Extracted data entries:
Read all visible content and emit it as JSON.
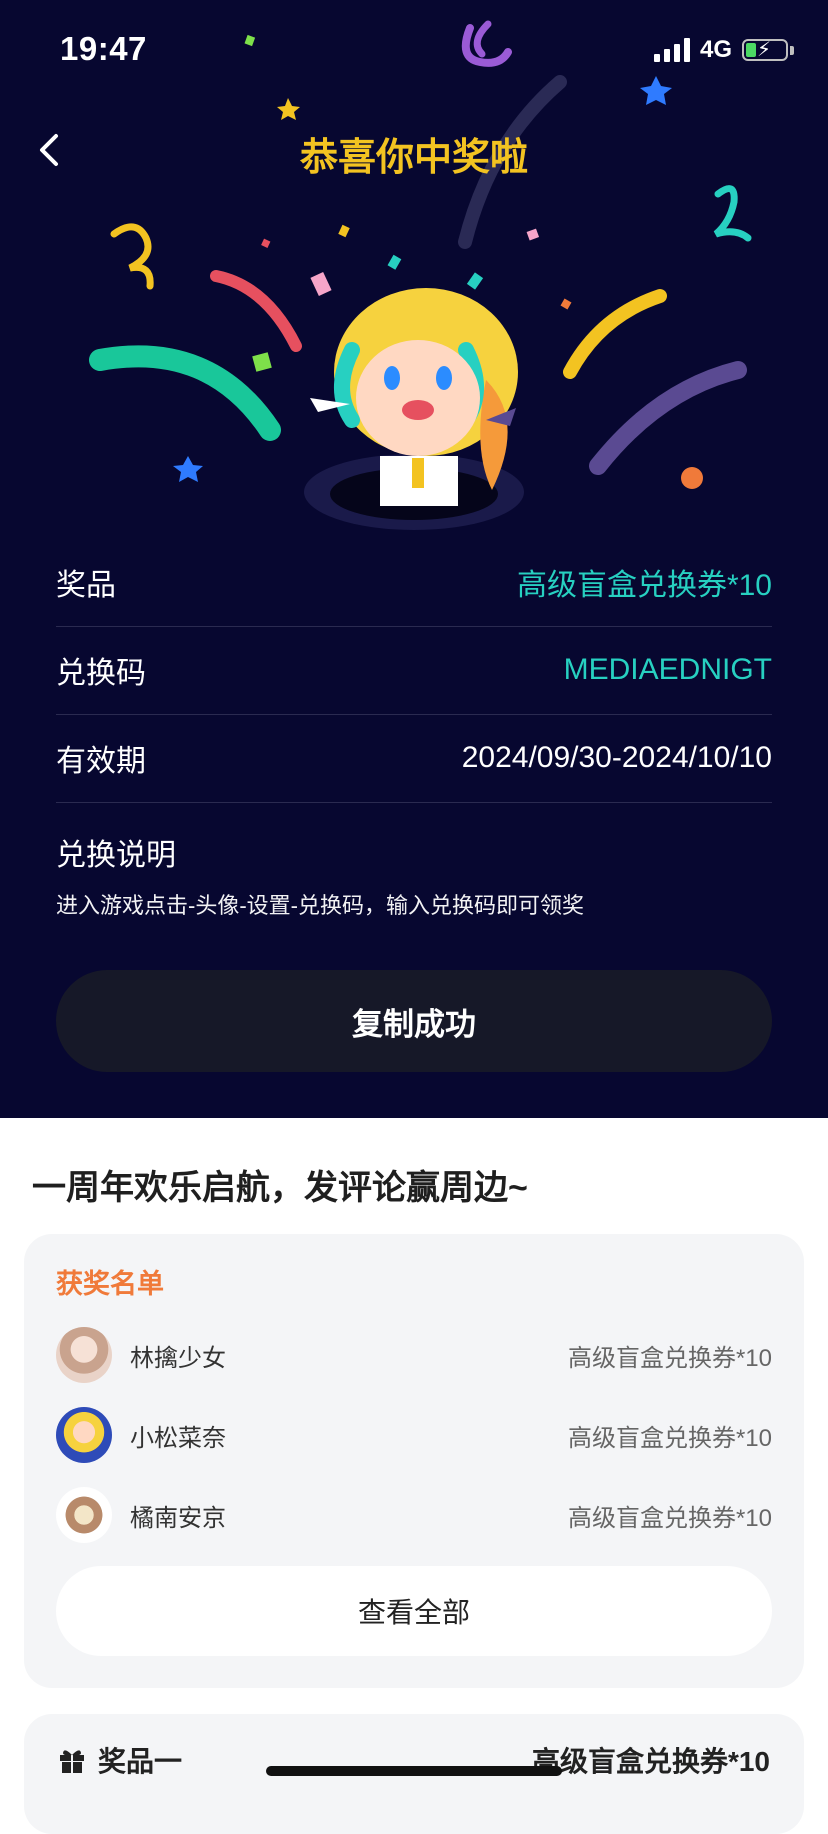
{
  "status_bar": {
    "time": "19:47",
    "network": "4G"
  },
  "header": {
    "title": "恭喜你中奖啦"
  },
  "prize_info": {
    "rows": [
      {
        "label": "奖品",
        "value": "高级盲盒兑换券*10"
      },
      {
        "label": "兑换码",
        "value": "MEDIAEDNIGT"
      },
      {
        "label": "有效期",
        "value": "2024/09/30-2024/10/10"
      }
    ],
    "instructions_title": "兑换说明",
    "instructions_text": "进入游戏点击-头像-设置-兑换码，输入兑换码即可领奖",
    "copy_button": "复制成功"
  },
  "event": {
    "title": "一周年欢乐启航，发评论赢周边~",
    "winners_title": "获奖名单",
    "winners": [
      {
        "name": "林擒少女",
        "prize": "高级盲盒兑换券*10"
      },
      {
        "name": "小松菜奈",
        "prize": "高级盲盒兑换券*10"
      },
      {
        "name": "橘南安京",
        "prize": "高级盲盒兑换券*10"
      }
    ],
    "view_all": "查看全部"
  },
  "prize_list": [
    {
      "label": "奖品一",
      "value": "高级盲盒兑换券*10"
    }
  ],
  "colors": {
    "hero_bg": "#070730",
    "title_gold": "#f3c321",
    "teal": "#27d0c1",
    "orange": "#f07a3a"
  }
}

WHAT TO PRODUCE: Go through the records and pull out each line that includes the word "value".

SOLUTION FOR THIS PROBLEM:
        "value": "高级盲盒兑换券*10"
        "value": "MEDIAEDNIGT"
        "value": "2024/09/30-2024/10/10"
      "value": "高级盲盒兑换券*10"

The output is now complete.